__What to do__.
a – Decide whether each statement below agrees with the reader comments on the story. For each, answer yes or no and quote the exact words of the comments that settle it. (i) foreverawildone says they had stopped reading BVB fanfics some time ago. (ii) The comment dated 8/29/15 urges the writer to drop the story. (iii) foreverawildone suggests looking for friends younger than oneself.
b – Repeat the stretch of the reader comments on the story from "foreverawildone foreverawildone" through "That's not okay.".
c – Write what comes next in the reader comments on the story, picking up after the last comment shown.

__Study text__.
○ ○ ○
I really look forward to reading your next chapter and I wish the best for you in your personal life, I hope you feel better as soon as possible

foreverawildone foreverawildone
9/15/15

Besides, about the people being immature: I've experienced that too, the only thing that helps is forgetting about them and probably searching for friends who are older than you.
I'm sorry about your dog too... I wouldn't know what to do either if I was in your situation. I'm also sorry I can't really help you since I'm just someone miles away who's trying to show they care.

You know, I actually stopped reading BVB fanfics quite a while ago but your story has kind of bound me to this website. Since my absence, I didn't really give a damn about all the other updates, I just came here to read your story.

About Sera and Jezzie... Just do what you want to do. Do what feels right. It's your story, not ours. And if some people unsubscribe because of that, you might be okay with it, but I'll probably come to kick their ass personally. That's not okay.

You're such an amazing writer, and most likely an amazing person. Please don't give up.

IrosSigma IrosSigma
8/29/15

This story has so much potential... Please don't quit on it.
○ ○ ○
__The data__.

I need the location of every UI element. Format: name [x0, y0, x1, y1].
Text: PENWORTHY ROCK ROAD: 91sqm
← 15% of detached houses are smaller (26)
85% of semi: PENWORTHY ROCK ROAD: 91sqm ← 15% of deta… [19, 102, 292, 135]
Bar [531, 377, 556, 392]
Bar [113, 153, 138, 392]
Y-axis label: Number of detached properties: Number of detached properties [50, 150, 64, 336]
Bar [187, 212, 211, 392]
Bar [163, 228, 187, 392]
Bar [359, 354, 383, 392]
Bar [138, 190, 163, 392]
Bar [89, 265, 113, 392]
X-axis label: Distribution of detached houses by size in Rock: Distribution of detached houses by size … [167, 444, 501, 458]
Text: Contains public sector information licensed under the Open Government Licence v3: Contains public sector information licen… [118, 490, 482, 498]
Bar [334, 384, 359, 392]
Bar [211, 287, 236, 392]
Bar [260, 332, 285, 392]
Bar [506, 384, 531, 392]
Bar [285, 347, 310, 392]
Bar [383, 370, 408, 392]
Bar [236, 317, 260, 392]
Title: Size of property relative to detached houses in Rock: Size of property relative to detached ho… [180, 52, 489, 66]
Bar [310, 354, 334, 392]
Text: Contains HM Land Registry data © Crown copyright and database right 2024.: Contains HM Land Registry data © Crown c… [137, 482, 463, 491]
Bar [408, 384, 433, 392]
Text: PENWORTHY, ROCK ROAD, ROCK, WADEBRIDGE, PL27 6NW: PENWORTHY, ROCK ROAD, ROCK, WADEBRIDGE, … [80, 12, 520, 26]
○ ○ ○
__Answers for this exercise__.
a –
(i) Yes: "I actually stopped reading BVB fanfics quite a while ago"
(ii) No: "Please don't quit on it."
(iii) No: "probably searching for friends who are older than you"

b –
foreverawildone foreverawildone
9/15/15

Besides, about the people being immature: I've experienced that too, the only thing that helps is forgetting about them and probably searching for friends who are older than you.
I'm sorry about your dog too... I wouldn't know what to do either if I was in your situation. I'm also sorry I can't really help you since I'm just someone miles away who's trying to show they care.

You know, I actually stopped reading BVB fanfics quite a while ago but your story has kind of bound me to this website. Since my absence, I didn't really give a damn about all the other updates, I just came here to read your story.

About Sera and Jezzie... Just do what you want to do. Do what feels right. It's your story, not ours. And if some people unsubscribe because of that, you might be okay with it, but I'll probably come to kick their ass personally. That's not okay.

c –
IrosSigma IrosSigma
8/29/15

Dude u really should put Jezebel and sera together to make sera seem like she's really strong and wants nothing to do with Andy after he's a been a huge Basterd to her seriously why couldn't he just show her that he cared while death wasn't around I mean that's what CC did right? Either way u should make it to where Andy is in despair knowing he fucked up badly and that sera won't want him after what he put her through

Njames16 Njames16
8/17/15

I'm so sorry about your loss. My cousins just lost their lab last year to cancer, and I lost my cat when I was 8 to it so I understand how devastating your loss is. Losing a pet is like losing your best friend or a family member and I'm so sorry you're dealing with that loss right now.

I also wanted to let you know that agree and am totally up for the new direction you're thinking of taking the story in! It seems awesome!